What to work on: Write the records out again, precisely as they stand.

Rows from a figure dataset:

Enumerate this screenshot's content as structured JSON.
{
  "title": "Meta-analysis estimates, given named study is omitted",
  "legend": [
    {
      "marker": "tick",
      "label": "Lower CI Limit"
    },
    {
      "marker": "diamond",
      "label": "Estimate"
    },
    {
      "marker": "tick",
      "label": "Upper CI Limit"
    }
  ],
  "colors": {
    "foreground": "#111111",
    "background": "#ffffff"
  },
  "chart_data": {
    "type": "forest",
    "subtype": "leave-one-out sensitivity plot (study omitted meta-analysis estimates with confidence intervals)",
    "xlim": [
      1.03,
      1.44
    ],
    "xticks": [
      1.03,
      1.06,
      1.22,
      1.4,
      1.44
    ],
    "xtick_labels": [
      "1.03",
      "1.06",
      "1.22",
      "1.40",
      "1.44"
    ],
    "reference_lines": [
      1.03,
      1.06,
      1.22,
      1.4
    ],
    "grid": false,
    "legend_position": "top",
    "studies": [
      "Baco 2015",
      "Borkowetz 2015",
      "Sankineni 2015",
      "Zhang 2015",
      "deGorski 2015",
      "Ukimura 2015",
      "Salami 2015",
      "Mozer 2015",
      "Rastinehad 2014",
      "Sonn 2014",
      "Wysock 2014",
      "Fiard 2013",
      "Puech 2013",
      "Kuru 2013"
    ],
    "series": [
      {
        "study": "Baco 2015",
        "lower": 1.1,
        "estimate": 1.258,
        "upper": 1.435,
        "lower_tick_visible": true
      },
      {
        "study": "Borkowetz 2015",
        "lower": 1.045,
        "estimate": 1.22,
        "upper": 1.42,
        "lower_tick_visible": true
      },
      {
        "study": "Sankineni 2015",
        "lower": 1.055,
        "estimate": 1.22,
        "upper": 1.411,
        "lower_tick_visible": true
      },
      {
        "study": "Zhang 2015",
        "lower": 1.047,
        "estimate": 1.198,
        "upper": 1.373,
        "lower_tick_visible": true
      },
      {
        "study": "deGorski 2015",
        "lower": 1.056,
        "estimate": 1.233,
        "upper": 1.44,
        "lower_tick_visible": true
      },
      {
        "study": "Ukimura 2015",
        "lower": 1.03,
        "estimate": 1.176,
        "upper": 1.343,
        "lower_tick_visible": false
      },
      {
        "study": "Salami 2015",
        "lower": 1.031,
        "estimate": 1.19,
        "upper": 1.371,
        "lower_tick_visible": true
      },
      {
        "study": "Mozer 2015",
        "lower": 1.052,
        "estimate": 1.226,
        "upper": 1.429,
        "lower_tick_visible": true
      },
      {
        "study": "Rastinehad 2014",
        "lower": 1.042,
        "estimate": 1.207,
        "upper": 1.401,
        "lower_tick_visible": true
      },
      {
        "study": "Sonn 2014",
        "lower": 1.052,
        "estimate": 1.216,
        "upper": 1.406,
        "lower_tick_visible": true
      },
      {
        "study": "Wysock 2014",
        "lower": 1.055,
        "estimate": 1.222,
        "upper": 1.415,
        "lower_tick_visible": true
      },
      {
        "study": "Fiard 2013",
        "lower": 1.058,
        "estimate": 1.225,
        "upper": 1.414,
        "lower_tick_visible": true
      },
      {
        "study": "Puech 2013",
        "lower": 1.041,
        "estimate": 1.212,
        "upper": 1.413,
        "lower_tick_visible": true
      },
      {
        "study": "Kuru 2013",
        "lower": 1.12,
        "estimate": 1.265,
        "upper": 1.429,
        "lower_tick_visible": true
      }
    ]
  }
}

Exercise answer:
Enumerate this screenshot's content as structured JSON.
{
  "title": "Meta-analysis estimates, given named study is omitted",
  "legend": [
    {
      "marker": "tick",
      "label": "Lower CI Limit"
    },
    {
      "marker": "diamond",
      "label": "Estimate"
    },
    {
      "marker": "tick",
      "label": "Upper CI Limit"
    }
  ],
  "colors": {
    "foreground": "#111111",
    "background": "#ffffff"
  },
  "chart_data": {
    "type": "forest",
    "subtype": "leave-one-out sensitivity plot (study omitted meta-analysis estimates with confidence intervals)",
    "xlim": [
      1.03,
      1.44
    ],
    "xticks": [
      1.03,
      1.06,
      1.22,
      1.4,
      1.44
    ],
    "xtick_labels": [
      "1.03",
      "1.06",
      "1.22",
      "1.40",
      "1.44"
    ],
    "reference_lines": [
      1.03,
      1.06,
      1.22,
      1.4
    ],
    "grid": false,
    "legend_position": "top",
    "studies": [
      "Baco 2015",
      "Borkowetz 2015",
      "Sankineni 2015",
      "Zhang 2015",
      "deGorski 2015",
      "Ukimura 2015",
      "Salami 2015",
      "Mozer 2015",
      "Rastinehad 2014",
      "Sonn 2014",
      "Wysock 2014",
      "Fiard 2013",
      "Puech 2013",
      "Kuru 2013"
    ],
    "series": [
      {
        "study": "Baco 2015",
        "lower": 1.1,
        "estimate": 1.258,
        "upper": 1.435,
        "lower_tick_visible": true
      },
      {
        "study": "Borkowetz 2015",
        "lower": 1.045,
        "estimate": 1.22,
        "upper": 1.42,
        "lower_tick_visible": true
      },
      {
        "study": "Sankineni 2015",
        "lower": 1.055,
        "estimate": 1.22,
        "upper": 1.411,
        "lower_tick_visible": true
      },
      {
        "study": "Zhang 2015",
        "lower": 1.047,
        "estimate": 1.198,
        "upper": 1.373,
        "lower_tick_visible": true
      },
      {
        "study": "deGorski 2015",
        "lower": 1.056,
        "estimate": 1.233,
        "upper": 1.44,
        "lower_tick_visible": true
      },
      {
        "study": "Ukimura 2015",
        "lower": 1.03,
        "estimate": 1.176,
        "upper": 1.343,
        "lower_tick_visible": false
      },
      {
        "study": "Salami 2015",
        "lower": 1.031,
        "estimate": 1.19,
        "upper": 1.371,
        "lower_tick_visible": true
      },
      {
        "study": "Mozer 2015",
        "lower": 1.052,
        "estimate": 1.226,
        "upper": 1.429,
        "lower_tick_visible": true
      },
      {
        "study": "Rastinehad 2014",
        "lower": 1.042,
        "estimate": 1.207,
        "upper": 1.401,
        "lower_tick_visible": true
      },
      {
        "study": "Sonn 2014",
        "lower": 1.052,
        "estimate": 1.216,
        "upper": 1.406,
        "lower_tick_visible": true
      },
      {
        "study": "Wysock 2014",
        "lower": 1.055,
        "estimate": 1.222,
        "upper": 1.415,
        "lower_tick_visible": true
      },
      {
        "study": "Fiard 2013",
        "lower": 1.058,
        "estimate": 1.225,
        "upper": 1.414,
        "lower_tick_visible": true
      },
      {
        "study": "Puech 2013",
        "lower": 1.041,
        "estimate": 1.212,
        "upper": 1.413,
        "lower_tick_visible": true
      },
      {
        "study": "Kuru 2013",
        "lower": 1.12,
        "estimate": 1.265,
        "upper": 1.429,
        "lower_tick_visible": true
      }
    ]
  }
}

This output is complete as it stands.